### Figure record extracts
%%

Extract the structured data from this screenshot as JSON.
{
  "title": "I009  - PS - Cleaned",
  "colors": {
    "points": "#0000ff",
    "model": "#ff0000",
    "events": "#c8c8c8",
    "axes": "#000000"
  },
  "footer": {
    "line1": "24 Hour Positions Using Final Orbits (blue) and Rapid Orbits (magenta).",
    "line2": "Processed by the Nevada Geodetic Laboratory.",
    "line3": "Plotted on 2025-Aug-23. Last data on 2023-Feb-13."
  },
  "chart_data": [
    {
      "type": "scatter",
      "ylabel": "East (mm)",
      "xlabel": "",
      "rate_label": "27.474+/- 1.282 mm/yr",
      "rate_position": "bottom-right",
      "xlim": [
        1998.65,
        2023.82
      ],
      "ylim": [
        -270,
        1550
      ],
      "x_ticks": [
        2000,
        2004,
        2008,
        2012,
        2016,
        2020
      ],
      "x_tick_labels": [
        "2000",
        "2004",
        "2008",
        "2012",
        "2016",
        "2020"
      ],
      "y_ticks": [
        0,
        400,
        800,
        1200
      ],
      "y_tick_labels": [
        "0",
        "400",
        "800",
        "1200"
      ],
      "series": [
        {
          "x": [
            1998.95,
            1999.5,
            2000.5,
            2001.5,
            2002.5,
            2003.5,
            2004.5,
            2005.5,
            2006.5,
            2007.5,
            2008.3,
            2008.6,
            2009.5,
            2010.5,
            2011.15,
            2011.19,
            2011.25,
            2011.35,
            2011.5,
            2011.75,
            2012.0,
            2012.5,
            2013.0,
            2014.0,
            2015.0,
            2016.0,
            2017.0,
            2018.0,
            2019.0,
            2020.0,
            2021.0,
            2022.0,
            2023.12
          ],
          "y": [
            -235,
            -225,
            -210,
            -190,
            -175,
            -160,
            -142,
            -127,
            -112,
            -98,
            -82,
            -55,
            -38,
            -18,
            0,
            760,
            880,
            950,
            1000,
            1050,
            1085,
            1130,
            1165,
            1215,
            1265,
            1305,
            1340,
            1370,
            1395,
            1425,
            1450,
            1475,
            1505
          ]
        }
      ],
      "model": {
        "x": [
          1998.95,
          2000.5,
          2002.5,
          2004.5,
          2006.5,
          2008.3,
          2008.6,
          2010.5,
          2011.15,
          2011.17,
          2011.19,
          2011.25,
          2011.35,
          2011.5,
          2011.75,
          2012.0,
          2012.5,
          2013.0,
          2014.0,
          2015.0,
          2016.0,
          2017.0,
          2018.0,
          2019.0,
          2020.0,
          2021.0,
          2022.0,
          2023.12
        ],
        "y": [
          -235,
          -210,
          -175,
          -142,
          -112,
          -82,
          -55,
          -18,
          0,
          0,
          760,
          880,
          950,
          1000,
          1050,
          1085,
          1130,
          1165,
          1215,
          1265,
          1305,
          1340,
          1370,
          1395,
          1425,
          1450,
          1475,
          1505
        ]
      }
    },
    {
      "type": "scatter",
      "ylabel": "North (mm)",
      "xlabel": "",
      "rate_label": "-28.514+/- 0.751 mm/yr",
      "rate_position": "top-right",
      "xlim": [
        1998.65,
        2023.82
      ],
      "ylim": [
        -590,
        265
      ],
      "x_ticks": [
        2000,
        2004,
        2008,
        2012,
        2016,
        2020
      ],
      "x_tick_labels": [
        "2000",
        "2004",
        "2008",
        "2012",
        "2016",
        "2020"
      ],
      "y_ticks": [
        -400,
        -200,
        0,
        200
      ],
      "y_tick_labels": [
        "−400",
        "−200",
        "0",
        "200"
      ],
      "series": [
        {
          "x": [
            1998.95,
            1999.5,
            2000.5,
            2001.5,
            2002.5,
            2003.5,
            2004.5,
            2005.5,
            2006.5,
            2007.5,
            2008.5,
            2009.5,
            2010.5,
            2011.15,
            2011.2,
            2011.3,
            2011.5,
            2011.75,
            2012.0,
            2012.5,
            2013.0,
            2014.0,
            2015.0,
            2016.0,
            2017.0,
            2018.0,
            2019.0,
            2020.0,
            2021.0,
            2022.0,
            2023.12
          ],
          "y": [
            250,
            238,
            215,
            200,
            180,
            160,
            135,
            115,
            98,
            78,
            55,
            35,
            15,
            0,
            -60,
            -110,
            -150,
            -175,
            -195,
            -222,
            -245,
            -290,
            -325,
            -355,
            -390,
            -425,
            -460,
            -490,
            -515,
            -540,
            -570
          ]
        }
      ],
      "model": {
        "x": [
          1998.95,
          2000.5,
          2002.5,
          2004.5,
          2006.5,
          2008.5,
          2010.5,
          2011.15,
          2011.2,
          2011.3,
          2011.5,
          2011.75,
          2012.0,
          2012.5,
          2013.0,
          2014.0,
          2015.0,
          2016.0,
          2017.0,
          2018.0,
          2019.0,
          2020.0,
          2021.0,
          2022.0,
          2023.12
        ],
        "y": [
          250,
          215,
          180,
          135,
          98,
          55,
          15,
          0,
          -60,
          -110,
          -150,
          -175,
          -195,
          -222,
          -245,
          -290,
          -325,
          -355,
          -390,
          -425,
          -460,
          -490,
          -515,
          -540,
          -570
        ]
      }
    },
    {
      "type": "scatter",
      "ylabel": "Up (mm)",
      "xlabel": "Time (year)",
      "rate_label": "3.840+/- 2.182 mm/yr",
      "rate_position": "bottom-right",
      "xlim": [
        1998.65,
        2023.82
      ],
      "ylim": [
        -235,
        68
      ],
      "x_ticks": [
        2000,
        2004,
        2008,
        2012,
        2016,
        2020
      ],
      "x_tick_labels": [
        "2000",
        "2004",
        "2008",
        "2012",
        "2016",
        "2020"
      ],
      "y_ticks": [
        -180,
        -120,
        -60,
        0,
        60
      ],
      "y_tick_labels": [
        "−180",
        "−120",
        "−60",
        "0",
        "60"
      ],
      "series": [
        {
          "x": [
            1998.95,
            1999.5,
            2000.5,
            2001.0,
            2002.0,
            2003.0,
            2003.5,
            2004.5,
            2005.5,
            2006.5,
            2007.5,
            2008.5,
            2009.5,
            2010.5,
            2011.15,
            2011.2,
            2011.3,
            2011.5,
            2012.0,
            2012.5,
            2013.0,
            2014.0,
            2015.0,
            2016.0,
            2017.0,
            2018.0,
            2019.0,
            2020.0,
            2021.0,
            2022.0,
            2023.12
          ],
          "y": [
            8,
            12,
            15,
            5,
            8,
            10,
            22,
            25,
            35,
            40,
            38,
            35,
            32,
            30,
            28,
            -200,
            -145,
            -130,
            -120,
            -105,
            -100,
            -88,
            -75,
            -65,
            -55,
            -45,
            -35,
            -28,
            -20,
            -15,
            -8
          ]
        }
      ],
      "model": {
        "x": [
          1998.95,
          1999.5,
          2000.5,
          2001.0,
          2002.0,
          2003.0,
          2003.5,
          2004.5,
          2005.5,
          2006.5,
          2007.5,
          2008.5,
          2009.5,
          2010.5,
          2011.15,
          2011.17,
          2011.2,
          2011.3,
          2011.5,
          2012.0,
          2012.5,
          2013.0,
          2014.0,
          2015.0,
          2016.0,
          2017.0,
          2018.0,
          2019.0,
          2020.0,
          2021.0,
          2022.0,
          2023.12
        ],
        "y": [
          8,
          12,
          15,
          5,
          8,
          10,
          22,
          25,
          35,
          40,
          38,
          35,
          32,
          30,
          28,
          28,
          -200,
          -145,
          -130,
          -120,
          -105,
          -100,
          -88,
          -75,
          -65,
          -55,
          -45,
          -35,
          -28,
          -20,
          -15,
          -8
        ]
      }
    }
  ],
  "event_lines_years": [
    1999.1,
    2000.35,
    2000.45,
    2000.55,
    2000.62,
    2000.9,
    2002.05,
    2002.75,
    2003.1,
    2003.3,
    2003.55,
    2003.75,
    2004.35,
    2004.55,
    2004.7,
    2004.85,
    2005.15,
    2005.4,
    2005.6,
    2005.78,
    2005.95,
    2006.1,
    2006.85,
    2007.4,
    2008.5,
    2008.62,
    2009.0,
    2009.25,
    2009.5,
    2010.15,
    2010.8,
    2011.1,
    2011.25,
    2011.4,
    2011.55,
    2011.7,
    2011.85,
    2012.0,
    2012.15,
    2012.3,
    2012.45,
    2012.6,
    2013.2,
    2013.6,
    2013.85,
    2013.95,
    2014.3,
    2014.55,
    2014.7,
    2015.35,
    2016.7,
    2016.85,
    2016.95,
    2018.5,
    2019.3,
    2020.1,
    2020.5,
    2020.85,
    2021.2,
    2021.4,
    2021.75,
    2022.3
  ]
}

%%

### THE REQUEST
Search the entries for the word "ylabel" and pick out every line that holds it.

### RESPONSE BELOW
      "ylabel": "East (mm)",
      "ylabel": "North (mm)",
      "ylabel": "Up (mm)",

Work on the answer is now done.